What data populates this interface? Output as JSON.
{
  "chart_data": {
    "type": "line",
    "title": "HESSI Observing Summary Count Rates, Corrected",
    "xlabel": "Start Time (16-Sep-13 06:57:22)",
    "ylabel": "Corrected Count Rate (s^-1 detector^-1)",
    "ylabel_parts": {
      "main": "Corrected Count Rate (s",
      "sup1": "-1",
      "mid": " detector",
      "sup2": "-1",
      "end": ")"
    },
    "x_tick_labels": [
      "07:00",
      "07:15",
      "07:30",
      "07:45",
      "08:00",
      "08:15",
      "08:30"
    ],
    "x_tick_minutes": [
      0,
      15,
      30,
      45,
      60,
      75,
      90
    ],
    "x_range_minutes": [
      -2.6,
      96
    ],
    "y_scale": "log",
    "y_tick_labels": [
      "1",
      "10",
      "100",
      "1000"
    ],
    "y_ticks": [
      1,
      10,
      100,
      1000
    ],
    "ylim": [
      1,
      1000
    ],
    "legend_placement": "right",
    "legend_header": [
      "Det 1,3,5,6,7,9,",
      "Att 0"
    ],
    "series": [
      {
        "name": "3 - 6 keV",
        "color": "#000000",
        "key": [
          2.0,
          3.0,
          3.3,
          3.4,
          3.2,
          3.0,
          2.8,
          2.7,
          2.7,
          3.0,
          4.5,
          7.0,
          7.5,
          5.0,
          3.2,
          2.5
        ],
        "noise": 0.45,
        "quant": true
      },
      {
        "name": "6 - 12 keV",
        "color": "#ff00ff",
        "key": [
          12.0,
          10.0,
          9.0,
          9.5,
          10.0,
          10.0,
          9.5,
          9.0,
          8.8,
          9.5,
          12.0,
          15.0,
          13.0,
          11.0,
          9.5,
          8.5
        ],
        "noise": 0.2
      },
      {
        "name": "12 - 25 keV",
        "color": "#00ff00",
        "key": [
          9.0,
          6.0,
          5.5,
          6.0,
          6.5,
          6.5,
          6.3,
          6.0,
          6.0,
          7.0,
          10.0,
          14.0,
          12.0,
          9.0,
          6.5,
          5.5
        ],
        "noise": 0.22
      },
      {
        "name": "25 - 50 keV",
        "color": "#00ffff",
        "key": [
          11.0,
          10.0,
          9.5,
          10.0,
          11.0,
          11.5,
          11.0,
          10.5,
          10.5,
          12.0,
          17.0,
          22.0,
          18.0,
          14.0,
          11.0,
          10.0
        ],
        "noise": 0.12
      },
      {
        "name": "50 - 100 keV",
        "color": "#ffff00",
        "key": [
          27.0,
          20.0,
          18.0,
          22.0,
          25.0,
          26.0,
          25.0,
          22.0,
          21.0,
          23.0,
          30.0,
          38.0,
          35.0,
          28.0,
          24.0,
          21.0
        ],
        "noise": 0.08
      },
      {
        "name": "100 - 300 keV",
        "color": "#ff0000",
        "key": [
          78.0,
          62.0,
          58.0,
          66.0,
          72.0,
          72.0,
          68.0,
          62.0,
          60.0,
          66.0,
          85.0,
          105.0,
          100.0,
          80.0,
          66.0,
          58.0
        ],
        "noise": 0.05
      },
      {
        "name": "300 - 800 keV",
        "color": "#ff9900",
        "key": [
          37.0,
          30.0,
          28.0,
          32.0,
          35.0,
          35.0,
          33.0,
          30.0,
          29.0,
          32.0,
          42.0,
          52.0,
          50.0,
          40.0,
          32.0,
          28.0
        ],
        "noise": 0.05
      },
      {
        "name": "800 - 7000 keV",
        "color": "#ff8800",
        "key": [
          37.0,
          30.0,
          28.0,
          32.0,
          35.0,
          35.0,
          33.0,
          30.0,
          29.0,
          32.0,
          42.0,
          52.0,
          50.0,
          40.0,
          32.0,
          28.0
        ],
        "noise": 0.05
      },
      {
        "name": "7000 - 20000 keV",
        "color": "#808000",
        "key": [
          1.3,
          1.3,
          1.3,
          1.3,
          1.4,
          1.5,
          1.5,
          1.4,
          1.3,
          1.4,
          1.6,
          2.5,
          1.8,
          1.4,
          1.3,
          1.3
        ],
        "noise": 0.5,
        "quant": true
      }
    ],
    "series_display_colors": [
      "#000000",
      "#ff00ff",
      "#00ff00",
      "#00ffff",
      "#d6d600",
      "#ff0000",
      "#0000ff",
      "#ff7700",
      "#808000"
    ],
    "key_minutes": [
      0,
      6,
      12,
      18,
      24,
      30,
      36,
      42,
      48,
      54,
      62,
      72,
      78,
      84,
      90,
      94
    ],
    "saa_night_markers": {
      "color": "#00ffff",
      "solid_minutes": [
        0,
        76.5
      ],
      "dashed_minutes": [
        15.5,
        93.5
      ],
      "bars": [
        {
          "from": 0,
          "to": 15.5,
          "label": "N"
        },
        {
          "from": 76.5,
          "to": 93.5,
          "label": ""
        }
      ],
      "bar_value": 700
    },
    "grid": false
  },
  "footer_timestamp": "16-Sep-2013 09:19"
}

▬▬▬

WHAT YOU SHOULD DO>
Exactly reproduce all of the entries.

THE COMPLETED TASK>
What data populates this interface? Output as JSON.
{
  "chart_data": {
    "type": "line",
    "title": "HESSI Observing Summary Count Rates, Corrected",
    "xlabel": "Start Time (16-Sep-13 06:57:22)",
    "ylabel": "Corrected Count Rate (s^-1 detector^-1)",
    "ylabel_parts": {
      "main": "Corrected Count Rate (s",
      "sup1": "-1",
      "mid": " detector",
      "sup2": "-1",
      "end": ")"
    },
    "x_tick_labels": [
      "07:00",
      "07:15",
      "07:30",
      "07:45",
      "08:00",
      "08:15",
      "08:30"
    ],
    "x_tick_minutes": [
      0,
      15,
      30,
      45,
      60,
      75,
      90
    ],
    "x_range_minutes": [
      -2.6,
      96
    ],
    "y_scale": "log",
    "y_tick_labels": [
      "1",
      "10",
      "100",
      "1000"
    ],
    "y_ticks": [
      1,
      10,
      100,
      1000
    ],
    "ylim": [
      1,
      1000
    ],
    "legend_placement": "right",
    "legend_header": [
      "Det 1,3,5,6,7,9,",
      "Att 0"
    ],
    "series": [
      {
        "name": "3 - 6 keV",
        "color": "#000000",
        "key": [
          2.0,
          3.0,
          3.3,
          3.4,
          3.2,
          3.0,
          2.8,
          2.7,
          2.7,
          3.0,
          4.5,
          7.0,
          7.5,
          5.0,
          3.2,
          2.5
        ],
        "noise": 0.45,
        "quant": true
      },
      {
        "name": "6 - 12 keV",
        "color": "#ff00ff",
        "key": [
          12.0,
          10.0,
          9.0,
          9.5,
          10.0,
          10.0,
          9.5,
          9.0,
          8.8,
          9.5,
          12.0,
          15.0,
          13.0,
          11.0,
          9.5,
          8.5
        ],
        "noise": 0.2
      },
      {
        "name": "12 - 25 keV",
        "color": "#00ff00",
        "key": [
          9.0,
          6.0,
          5.5,
          6.0,
          6.5,
          6.5,
          6.3,
          6.0,
          6.0,
          7.0,
          10.0,
          14.0,
          12.0,
          9.0,
          6.5,
          5.5
        ],
        "noise": 0.22
      },
      {
        "name": "25 - 50 keV",
        "color": "#00ffff",
        "key": [
          11.0,
          10.0,
          9.5,
          10.0,
          11.0,
          11.5,
          11.0,
          10.5,
          10.5,
          12.0,
          17.0,
          22.0,
          18.0,
          14.0,
          11.0,
          10.0
        ],
        "noise": 0.12
      },
      {
        "name": "50 - 100 keV",
        "color": "#ffff00",
        "key": [
          27.0,
          20.0,
          18.0,
          22.0,
          25.0,
          26.0,
          25.0,
          22.0,
          21.0,
          23.0,
          30.0,
          38.0,
          35.0,
          28.0,
          24.0,
          21.0
        ],
        "noise": 0.08
      },
      {
        "name": "100 - 300 keV",
        "color": "#ff0000",
        "key": [
          78.0,
          62.0,
          58.0,
          66.0,
          72.0,
          72.0,
          68.0,
          62.0,
          60.0,
          66.0,
          85.0,
          105.0,
          100.0,
          80.0,
          66.0,
          58.0
        ],
        "noise": 0.05
      },
      {
        "name": "300 - 800 keV",
        "color": "#ff9900",
        "key": [
          37.0,
          30.0,
          28.0,
          32.0,
          35.0,
          35.0,
          33.0,
          30.0,
          29.0,
          32.0,
          42.0,
          52.0,
          50.0,
          40.0,
          32.0,
          28.0
        ],
        "noise": 0.05
      },
      {
        "name": "800 - 7000 keV",
        "color": "#ff8800",
        "key": [
          37.0,
          30.0,
          28.0,
          32.0,
          35.0,
          35.0,
          33.0,
          30.0,
          29.0,
          32.0,
          42.0,
          52.0,
          50.0,
          40.0,
          32.0,
          28.0
        ],
        "noise": 0.05
      },
      {
        "name": "7000 - 20000 keV",
        "color": "#808000",
        "key": [
          1.3,
          1.3,
          1.3,
          1.3,
          1.4,
          1.5,
          1.5,
          1.4,
          1.3,
          1.4,
          1.6,
          2.5,
          1.8,
          1.4,
          1.3,
          1.3
        ],
        "noise": 0.5,
        "quant": true
      }
    ],
    "series_display_colors": [
      "#000000",
      "#ff00ff",
      "#00ff00",
      "#00ffff",
      "#d6d600",
      "#ff0000",
      "#0000ff",
      "#ff7700",
      "#808000"
    ],
    "key_minutes": [
      0,
      6,
      12,
      18,
      24,
      30,
      36,
      42,
      48,
      54,
      62,
      72,
      78,
      84,
      90,
      94
    ],
    "saa_night_markers": {
      "color": "#00ffff",
      "solid_minutes": [
        0,
        76.5
      ],
      "dashed_minutes": [
        15.5,
        93.5
      ],
      "bars": [
        {
          "from": 0,
          "to": 15.5,
          "label": "N"
        },
        {
          "from": 76.5,
          "to": 93.5,
          "label": ""
        }
      ],
      "bar_value": 700
    },
    "grid": false
  },
  "footer_timestamp": "16-Sep-2013 09:19"
}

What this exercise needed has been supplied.